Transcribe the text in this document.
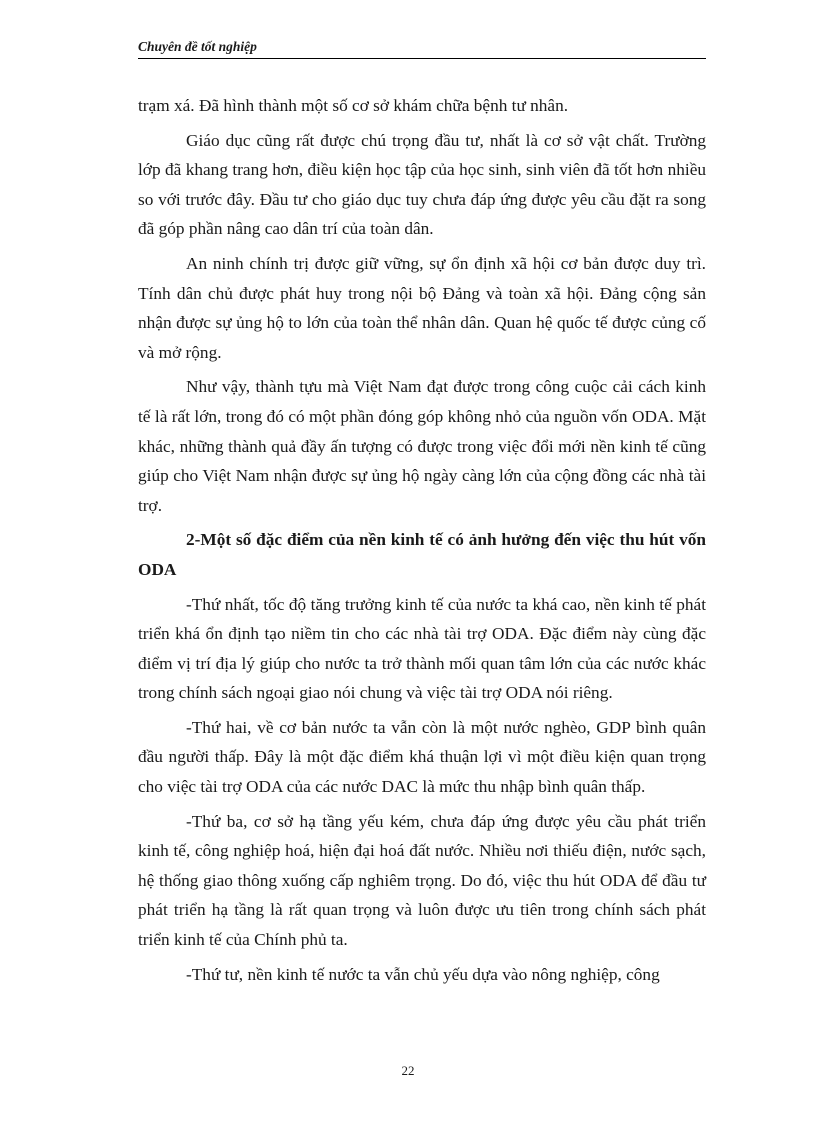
Chuyên đề tốt nghiệp

trạm xá. Đã hình thành một số cơ sở khám chữa bệnh tư nhân.

Giáo dục cũng rất được chú trọng đầu tư, nhất là cơ sở vật chất. Trường lớp đã khang trang hơn, điều kiện học tập của học sinh, sinh viên đã tốt hơn nhiều so với trước đây. Đầu tư cho giáo dục tuy chưa đáp ứng được yêu cầu đặt ra song đã góp phần nâng cao dân trí của toàn dân.

An ninh chính trị được giữ vững, sự ổn định xã hội cơ bản được duy trì. Tính dân chủ được phát huy trong nội bộ Đảng và toàn xã hội. Đảng cộng sản nhận được sự ủng hộ to lớn của toàn thể nhân dân. Quan hệ quốc tế được củng cố và mở rộng.

Như vậy, thành tựu mà Việt Nam đạt được trong công cuộc cải cách kinh tế là rất lớn, trong đó có một phần đóng góp không nhỏ của nguồn vốn ODA. Mặt khác, những thành quả đầy ấn tượng có được trong việc đổi mới nền kinh tế cũng giúp cho Việt Nam nhận được sự ủng hộ ngày càng lớn của cộng đồng các nhà tài trợ.

2-Một số đặc điểm của nền kinh tế có ảnh hưởng đến việc thu hút vốn ODA

-Thứ nhất, tốc độ tăng trưởng kinh tế của nước ta khá cao, nền kinh tế phát triển khá ổn định tạo niềm tin cho các nhà tài trợ ODA. Đặc điểm này cùng đặc điểm vị trí địa lý giúp cho nước ta trở thành mối quan tâm lớn của các nước khác trong chính sách ngoại giao nói chung và việc tài trợ ODA nói riêng.

-Thứ hai, về cơ bản nước ta vẫn còn là một nước nghèo, GDP bình quân đầu người thấp. Đây là một đặc điểm khá thuận lợi vì một điều kiện quan trọng cho việc tài trợ ODA của các nước DAC là mức thu nhập bình quân thấp.

-Thứ ba, cơ sở hạ tầng yếu kém, chưa đáp ứng được yêu cầu phát triển kinh tế, công nghiệp hoá, hiện đại hoá đất nước. Nhiều nơi thiếu điện, nước sạch, hệ thống giao thông xuống cấp nghiêm trọng. Do đó, việc thu hút ODA để đầu tư phát triển hạ tầng là rất quan trọng và luôn được ưu tiên trong chính sách phát triển kinh tế của Chính phủ ta.

-Thứ tư, nền kinh tế nước ta vẫn chủ yếu dựa vào nông nghiệp, công

22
━━━━━━━━━━━━━━━━━━━━━━━━━━━━━━
== What to work on ==
Set down the complete material exactly, but do not include the images.

== Solution ==
Transcribe the text in this document.
Chuyên đề tốt nghiệp

trạm xá. Đã hình thành một số cơ sở khám chữa bệnh tư nhân.

Giáo dục cũng rất được chú trọng đầu tư, nhất là cơ sở vật chất. Trường lớp đã khang trang hơn, điều kiện học tập của học sinh, sinh viên đã tốt hơn nhiều so với trước đây. Đầu tư cho giáo dục tuy chưa đáp ứng được yêu cầu đặt ra song đã góp phần nâng cao dân trí của toàn dân.

An ninh chính trị được giữ vững, sự ổn định xã hội cơ bản được duy trì. Tính dân chủ được phát huy trong nội bộ Đảng và toàn xã hội. Đảng cộng sản nhận được sự ủng hộ to lớn của toàn thể nhân dân. Quan hệ quốc tế được củng cố và mở rộng.

Như vậy, thành tựu mà Việt Nam đạt được trong công cuộc cải cách kinh tế là rất lớn, trong đó có một phần đóng góp không nhỏ của nguồn vốn ODA. Mặt khác, những thành quả đầy ấn tượng có được trong việc đổi mới nền kinh tế cũng giúp cho Việt Nam nhận được sự ủng hộ ngày càng lớn của cộng đồng các nhà tài trợ.

2-Một số đặc điểm của nền kinh tế có ảnh hưởng đến việc thu hút vốn ODA

-Thứ nhất, tốc độ tăng trưởng kinh tế của nước ta khá cao, nền kinh tế phát triển khá ổn định tạo niềm tin cho các nhà tài trợ ODA. Đặc điểm này cùng đặc điểm vị trí địa lý giúp cho nước ta trở thành mối quan tâm lớn của các nước khác trong chính sách ngoại giao nói chung và việc tài trợ ODA nói riêng.

-Thứ hai, về cơ bản nước ta vẫn còn là một nước nghèo, GDP bình quân đầu người thấp. Đây là một đặc điểm khá thuận lợi vì một điều kiện quan trọng cho việc tài trợ ODA của các nước DAC là mức thu nhập bình quân thấp.

-Thứ ba, cơ sở hạ tầng yếu kém, chưa đáp ứng được yêu cầu phát triển kinh tế, công nghiệp hoá, hiện đại hoá đất nước. Nhiều nơi thiếu điện, nước sạch, hệ thống giao thông xuống cấp nghiêm trọng. Do đó, việc thu hút ODA để đầu tư phát triển hạ tầng là rất quan trọng và luôn được ưu tiên trong chính sách phát triển kinh tế của Chính phủ ta.

-Thứ tư, nền kinh tế nước ta vẫn chủ yếu dựa vào nông nghiệp, công

22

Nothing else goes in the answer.